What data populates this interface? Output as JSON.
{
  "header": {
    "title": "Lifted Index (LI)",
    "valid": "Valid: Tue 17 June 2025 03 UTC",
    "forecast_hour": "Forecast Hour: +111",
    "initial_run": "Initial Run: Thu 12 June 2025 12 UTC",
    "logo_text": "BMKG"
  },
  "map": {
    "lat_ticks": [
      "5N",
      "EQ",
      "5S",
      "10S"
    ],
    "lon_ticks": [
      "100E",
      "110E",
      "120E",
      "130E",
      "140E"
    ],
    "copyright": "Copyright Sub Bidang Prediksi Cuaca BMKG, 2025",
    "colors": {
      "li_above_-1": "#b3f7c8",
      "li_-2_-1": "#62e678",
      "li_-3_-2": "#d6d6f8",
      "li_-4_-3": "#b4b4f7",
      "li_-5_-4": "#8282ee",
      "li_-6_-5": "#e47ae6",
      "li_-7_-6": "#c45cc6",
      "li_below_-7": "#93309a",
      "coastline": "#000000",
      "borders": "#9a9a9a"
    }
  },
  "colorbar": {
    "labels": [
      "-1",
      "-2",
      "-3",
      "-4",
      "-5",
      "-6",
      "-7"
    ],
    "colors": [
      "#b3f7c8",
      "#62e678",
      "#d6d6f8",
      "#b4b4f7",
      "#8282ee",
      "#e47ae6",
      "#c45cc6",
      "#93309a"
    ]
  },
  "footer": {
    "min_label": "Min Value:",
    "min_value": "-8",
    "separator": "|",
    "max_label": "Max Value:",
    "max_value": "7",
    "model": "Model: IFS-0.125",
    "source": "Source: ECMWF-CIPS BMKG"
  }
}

Problem to solve: Collect every line above that contains the word "BMKG".

Answer to the exercise:
    "logo_text": "BMKG"
    "copyright": "Copyright Sub Bidang Prediksi Cuaca BMKG, 2025",
    "source": "Source: ECMWF-CIPS BMKG"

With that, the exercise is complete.